» TEXTE FOURNI:

════

Monsieur Y... qui conteste cette relation adultère, s'en rapporte toutefois à justice sur le prononcé du divorce.

Les quatre éléments produits par Madame X... à l'appui de sa demande corroborent l'existence d'une relation injurieuse de Monsieur Y... avec Madame E....

Le jugement sera en conséquence confirmé en ce qu'il a prononcé le divorce aux torts exclusifs du mari.

SUR LES CONSÉQUENCES DU DIVORCE

Le jugement déféré sera confirmé en ce qu'il a désigné Maître D... et Monsieur le président de la Chambre des Notaires des Côtes d'Armor pour procéder aux opérations de liquidation du régime matrimonial, précision étant apportée qu'il convient de désigner la SCP LE VOYER-VILLIN aux lieu et place de Maître LE VOYER..

Sur la demande de dommages et intérêts

Aux termes des dispositions de l'article 266 du Code Civil, quand le divorce est prononcé aux torts exclusifs de l'un des époux, celui-ci peut être condamné à des dommages et intérêts en réparation du préjudice matériel ou moral que la dissolution fait subir à son conjoint.

En l'espèce, le préjudice de Madame X... résulte de la solitude morale dans laquelle elle va désormais se retrouver, alors qu'âgée de 75 ans, elle pouvait espérer être soutenue par son mari durant sa vieillesse.

Sur le fondement des dispositions de l'article 1382 du Code Civil, elle ne rapporte pas la preuve de ce que la liaison de son mari, au demeurant connue d'elle seule, lui aurait occasionné un préjudice durant le mariage.

════

» DONNÉES FOURNIES:
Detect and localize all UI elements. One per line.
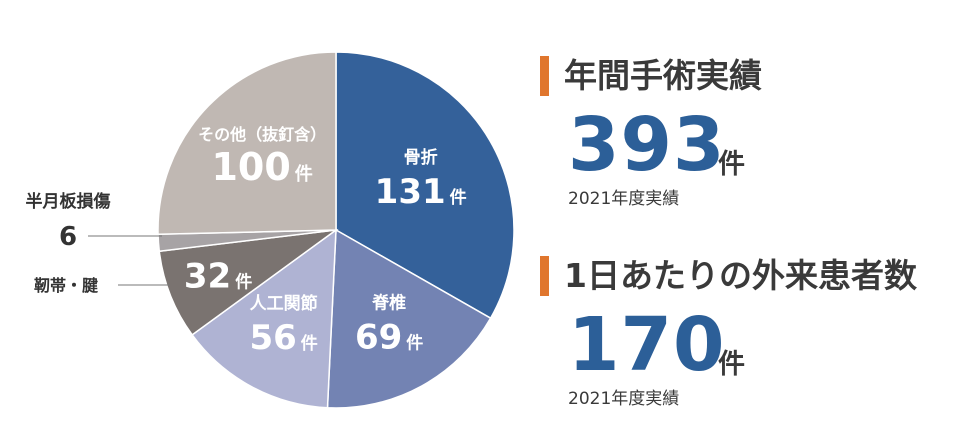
stat-number: 170	[568, 302, 726, 388]
slice-name-label: その他（抜釘含）	[198, 125, 326, 144]
slice-5	[157, 51, 337, 236]
stat-title: 年間手術実績	[564, 56, 762, 95]
slice-value-label: 56 件	[249, 318, 317, 358]
stat-note: 2021年度実績	[568, 189, 680, 209]
stat-unit: 件	[718, 149, 745, 180]
slice-name-label: 人工関節	[250, 293, 318, 314]
accent-bar	[540, 56, 549, 96]
slice-value-label: 100 件	[211, 145, 312, 189]
slice-3	[158, 228, 339, 336]
accent-bar	[540, 256, 549, 296]
slice-name-label: 靭帯・腱	[34, 276, 99, 295]
slice-0	[335, 51, 515, 320]
slice-value-label: 32 件	[184, 257, 252, 297]
slice-name-label: 半月板損傷	[26, 191, 111, 212]
slice-value-label: 6	[59, 222, 77, 252]
slice-name-label: 脊椎	[371, 293, 406, 314]
stat-title: 1日あたりの外来患者数	[564, 256, 917, 295]
stat-number: 393	[568, 102, 726, 188]
slice-value-label: 69 件	[355, 318, 423, 358]
slice-value-label: 131 件	[375, 172, 467, 212]
slice-1	[326, 228, 492, 409]
stat-note: 2021年度実績	[568, 389, 680, 409]
slice-name-label: 骨折	[404, 147, 438, 168]
stat-unit: 件	[718, 349, 745, 380]
slice-2	[191, 228, 337, 409]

════

» EXERCICE PROPOSÉ A: Réécrivez le passage du texte fourni qui commence aux mots « Le jugement déféré » et s'arrête après « durant sa vieillesse. », en remplaçant « époux » par « conjoints ».
» EXERCICE PROPOSÉ B: Rédigez la suite du texte sur le divorce à partir de l'endroit où il s'interrompt.
Les données forment un matériau distinct du texte fourni.

» RÉSULTAT A:
Le jugement déféré sera confirmé en ce qu'il a désigné Maître D... et Monsieur le président de la Chambre des Notaires des Côtes d'Armor pour procéder aux opérations de liquidation du régime matrimonial, précision étant apportée qu'il convient de désigner la SCP LE VOYER-VILLIN aux lieu et place de Maître LE VOYER..

Sur la demande de dommages et intérêts

Aux termes des dispositions de l'article 266 du Code Civil, quand le divorce est prononcé aux torts exclusifs de l'un des conjoints, celui-ci peut être condamné à des dommages et intérêts en réparation du préjudice matériel ou moral que la dissolution fait subir à son conjoint.

En l'espèce, le préjudice de Madame X... résulte de la solitude morale dans laquelle elle va désormais se retrouver, alors qu'âgée de 75 ans, elle pouvait espérer être soutenue par son mari durant sa vieillesse.

» RÉSULTAT B:
Il convient en conséquence, sur le fondement de l'article 266 du Code Civil, de condamner Monsieur Y... à lui payer 2 000 euros à titre de dommages et intérêts.

Sur la demande de révocation de la donation indirecte consentie par Madame X... à Monsieur Y...

Les époux se sont mariés sous le régime de la séparation de biens.

Par acte du 24 décembre 1999, ils ont procédé à l'acquisition indivise de l'immeuble sis à la Brochardine, commune de Matignon, pour un prix de 950 000 francs (144 826,57 euros) et ce à hauteur de 2 / 3 au profit de l'épouse et de 1 / 3 au profit du mari.

Madame X... soutient qu'elle a payé la totalité du prix d'acquisition de cet immeuble et que par voie de conséquence l'attribution pour un tiers indivis de la valeur de cette propriété à l'époux s'analyse en une donation indirecte révocable du fait du prononcé du divorce pour faute à l'encontre de son conjoint.

Aux termes des dispositions de l'article 265 du Code Civil issu de la loi du 26 mai 2004, le divorce est sans incidence sur les avantages matrimoniaux qui prennent effet au cours du mariage et sur les donations de biens présents quelle que soit leur forme.

Toutefois, la donation indirecte dont se prévaut Madame X... ayant été consentie avant le 1er janvier 2005, reste révocable, faute de dispositions expresse de la loi, et ce dans la mesure où elle était révocable au moment où elle a été consentie en application des dispositions de l'article 267 ancien du Code Civil.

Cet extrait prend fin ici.